INSTRUCTION> Every record should be repeated exactly, except that pictures are left out.

────

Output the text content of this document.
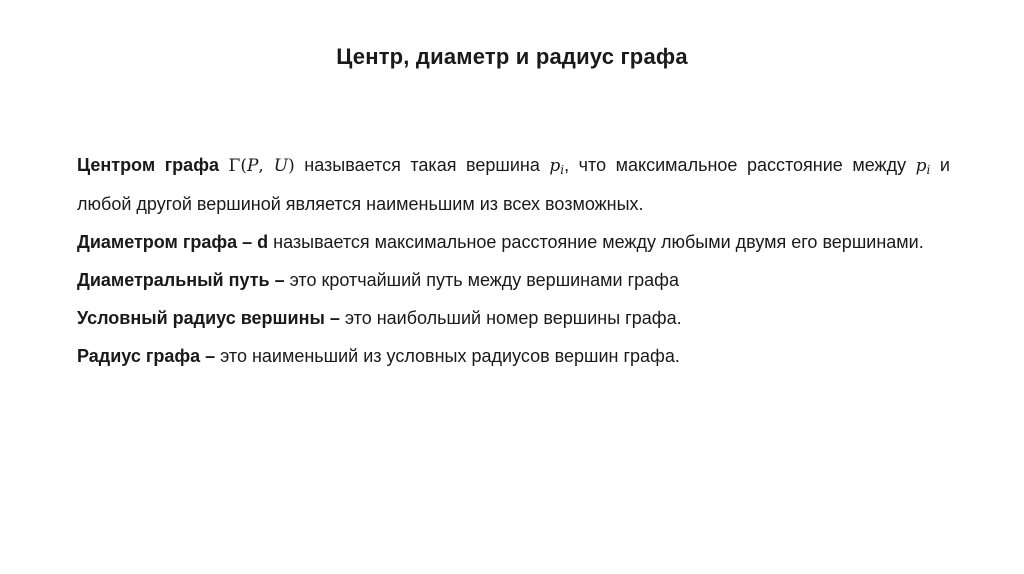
Центр, диаметр и радиус графа

Центром графа Γ(P, U) называется такая вершина $p_i$, что максимальное расстояние между $p_i$ и любой другой вершиной является наименьшим из всех возможных.

Диаметром графа – d называется максимальное расстояние между любыми двумя его вершинами.

Диаметральный путь – это кротчайший путь между вершинами графа

Условный радиус вершины – это наибольший номер вершины графа.

Радиус графа – это наименьший из условных радиусов вершин графа.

────

PROBLEM SOLUTION>
Output the text content of this document.
Центр, диаметр и радиус графа

Центром графа Γ(P, U) называется такая вершина $p_i$, что максимальное расстояние между $p_i$ и любой другой вершиной является наименьшим из всех возможных.

Диаметром графа – d называется максимальное расстояние между любыми двумя его вершинами.

Диаметральный путь – это кротчайший путь между вершинами графа

Условный радиус вершины – это наибольший номер вершины графа.

Радиус графа – это наименьший из условных радиусов вершин графа.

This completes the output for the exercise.